Your goal:
Please print the full listing exactly.

Listed records:
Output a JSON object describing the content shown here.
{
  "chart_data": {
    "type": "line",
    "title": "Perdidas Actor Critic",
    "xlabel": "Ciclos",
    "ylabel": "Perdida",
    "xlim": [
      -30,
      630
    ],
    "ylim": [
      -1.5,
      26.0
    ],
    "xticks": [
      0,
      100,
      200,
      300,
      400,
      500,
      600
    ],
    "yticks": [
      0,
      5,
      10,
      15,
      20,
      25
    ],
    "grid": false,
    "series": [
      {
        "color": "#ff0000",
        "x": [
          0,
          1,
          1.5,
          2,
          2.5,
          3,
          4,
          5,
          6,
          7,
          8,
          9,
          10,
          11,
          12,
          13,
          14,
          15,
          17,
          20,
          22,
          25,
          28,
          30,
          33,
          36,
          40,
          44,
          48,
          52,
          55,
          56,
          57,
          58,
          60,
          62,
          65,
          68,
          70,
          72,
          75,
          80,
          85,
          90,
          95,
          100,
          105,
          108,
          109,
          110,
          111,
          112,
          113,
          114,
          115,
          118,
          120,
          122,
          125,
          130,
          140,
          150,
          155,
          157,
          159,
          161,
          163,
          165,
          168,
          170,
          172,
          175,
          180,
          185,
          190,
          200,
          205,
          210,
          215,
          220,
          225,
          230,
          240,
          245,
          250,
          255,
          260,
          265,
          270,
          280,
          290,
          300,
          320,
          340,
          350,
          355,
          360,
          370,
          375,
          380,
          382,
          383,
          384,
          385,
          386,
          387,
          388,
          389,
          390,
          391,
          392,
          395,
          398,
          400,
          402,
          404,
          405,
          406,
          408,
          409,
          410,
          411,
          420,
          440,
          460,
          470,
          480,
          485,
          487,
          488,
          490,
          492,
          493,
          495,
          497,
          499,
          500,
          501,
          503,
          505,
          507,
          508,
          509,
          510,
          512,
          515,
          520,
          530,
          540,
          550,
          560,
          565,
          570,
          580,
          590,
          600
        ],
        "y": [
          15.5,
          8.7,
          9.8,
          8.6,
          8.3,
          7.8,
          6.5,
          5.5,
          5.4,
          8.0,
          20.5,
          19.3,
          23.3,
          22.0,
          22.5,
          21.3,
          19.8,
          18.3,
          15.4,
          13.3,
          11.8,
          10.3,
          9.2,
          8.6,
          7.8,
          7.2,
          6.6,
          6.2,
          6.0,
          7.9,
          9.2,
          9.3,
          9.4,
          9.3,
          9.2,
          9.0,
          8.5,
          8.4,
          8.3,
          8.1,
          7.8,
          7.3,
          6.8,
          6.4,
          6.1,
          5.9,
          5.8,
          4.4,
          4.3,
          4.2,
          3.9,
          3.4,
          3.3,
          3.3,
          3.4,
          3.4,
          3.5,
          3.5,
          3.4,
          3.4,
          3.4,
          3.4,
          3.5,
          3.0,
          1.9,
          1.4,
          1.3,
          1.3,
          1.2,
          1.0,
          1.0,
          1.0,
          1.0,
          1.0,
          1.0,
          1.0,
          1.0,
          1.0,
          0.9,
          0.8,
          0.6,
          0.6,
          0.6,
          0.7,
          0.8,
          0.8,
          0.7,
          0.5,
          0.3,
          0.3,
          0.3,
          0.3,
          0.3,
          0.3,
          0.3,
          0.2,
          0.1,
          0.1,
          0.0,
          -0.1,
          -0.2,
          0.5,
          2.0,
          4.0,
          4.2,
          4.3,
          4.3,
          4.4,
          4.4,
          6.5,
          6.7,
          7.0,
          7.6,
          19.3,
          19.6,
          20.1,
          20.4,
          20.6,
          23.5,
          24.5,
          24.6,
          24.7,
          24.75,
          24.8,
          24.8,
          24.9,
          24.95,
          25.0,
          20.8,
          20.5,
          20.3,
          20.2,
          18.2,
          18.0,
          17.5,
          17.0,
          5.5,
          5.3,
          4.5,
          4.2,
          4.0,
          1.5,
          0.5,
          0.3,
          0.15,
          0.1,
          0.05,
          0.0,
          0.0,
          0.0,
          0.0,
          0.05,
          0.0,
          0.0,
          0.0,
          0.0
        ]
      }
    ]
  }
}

Answer to the problem:
Output a JSON object describing the content shown here.
{
  "chart_data": {
    "type": "line",
    "title": "Perdidas Actor Critic",
    "xlabel": "Ciclos",
    "ylabel": "Perdida",
    "xlim": [
      -30,
      630
    ],
    "ylim": [
      -1.5,
      26.0
    ],
    "xticks": [
      0,
      100,
      200,
      300,
      400,
      500,
      600
    ],
    "yticks": [
      0,
      5,
      10,
      15,
      20,
      25
    ],
    "grid": false,
    "series": [
      {
        "color": "#ff0000",
        "x": [
          0,
          1,
          1.5,
          2,
          2.5,
          3,
          4,
          5,
          6,
          7,
          8,
          9,
          10,
          11,
          12,
          13,
          14,
          15,
          17,
          20,
          22,
          25,
          28,
          30,
          33,
          36,
          40,
          44,
          48,
          52,
          55,
          56,
          57,
          58,
          60,
          62,
          65,
          68,
          70,
          72,
          75,
          80,
          85,
          90,
          95,
          100,
          105,
          108,
          109,
          110,
          111,
          112,
          113,
          114,
          115,
          118,
          120,
          122,
          125,
          130,
          140,
          150,
          155,
          157,
          159,
          161,
          163,
          165,
          168,
          170,
          172,
          175,
          180,
          185,
          190,
          200,
          205,
          210,
          215,
          220,
          225,
          230,
          240,
          245,
          250,
          255,
          260,
          265,
          270,
          280,
          290,
          300,
          320,
          340,
          350,
          355,
          360,
          370,
          375,
          380,
          382,
          383,
          384,
          385,
          386,
          387,
          388,
          389,
          390,
          391,
          392,
          395,
          398,
          400,
          402,
          404,
          405,
          406,
          408,
          409,
          410,
          411,
          420,
          440,
          460,
          470,
          480,
          485,
          487,
          488,
          490,
          492,
          493,
          495,
          497,
          499,
          500,
          501,
          503,
          505,
          507,
          508,
          509,
          510,
          512,
          515,
          520,
          530,
          540,
          550,
          560,
          565,
          570,
          580,
          590,
          600
        ],
        "y": [
          15.5,
          8.7,
          9.8,
          8.6,
          8.3,
          7.8,
          6.5,
          5.5,
          5.4,
          8.0,
          20.5,
          19.3,
          23.3,
          22.0,
          22.5,
          21.3,
          19.8,
          18.3,
          15.4,
          13.3,
          11.8,
          10.3,
          9.2,
          8.6,
          7.8,
          7.2,
          6.6,
          6.2,
          6.0,
          7.9,
          9.2,
          9.3,
          9.4,
          9.3,
          9.2,
          9.0,
          8.5,
          8.4,
          8.3,
          8.1,
          7.8,
          7.3,
          6.8,
          6.4,
          6.1,
          5.9,
          5.8,
          4.4,
          4.3,
          4.2,
          3.9,
          3.4,
          3.3,
          3.3,
          3.4,
          3.4,
          3.5,
          3.5,
          3.4,
          3.4,
          3.4,
          3.4,
          3.5,
          3.0,
          1.9,
          1.4,
          1.3,
          1.3,
          1.2,
          1.0,
          1.0,
          1.0,
          1.0,
          1.0,
          1.0,
          1.0,
          1.0,
          1.0,
          0.9,
          0.8,
          0.6,
          0.6,
          0.6,
          0.7,
          0.8,
          0.8,
          0.7,
          0.5,
          0.3,
          0.3,
          0.3,
          0.3,
          0.3,
          0.3,
          0.3,
          0.2,
          0.1,
          0.1,
          0.0,
          -0.1,
          -0.2,
          0.5,
          2.0,
          4.0,
          4.2,
          4.3,
          4.3,
          4.4,
          4.4,
          6.5,
          6.7,
          7.0,
          7.6,
          19.3,
          19.6,
          20.1,
          20.4,
          20.6,
          23.5,
          24.5,
          24.6,
          24.7,
          24.75,
          24.8,
          24.8,
          24.9,
          24.95,
          25.0,
          20.8,
          20.5,
          20.3,
          20.2,
          18.2,
          18.0,
          17.5,
          17.0,
          5.5,
          5.3,
          4.5,
          4.2,
          4.0,
          1.5,
          0.5,
          0.3,
          0.15,
          0.1,
          0.05,
          0.0,
          0.0,
          0.0,
          0.0,
          0.05,
          0.0,
          0.0,
          0.0,
          0.0
        ]
      }
    ]
  }
}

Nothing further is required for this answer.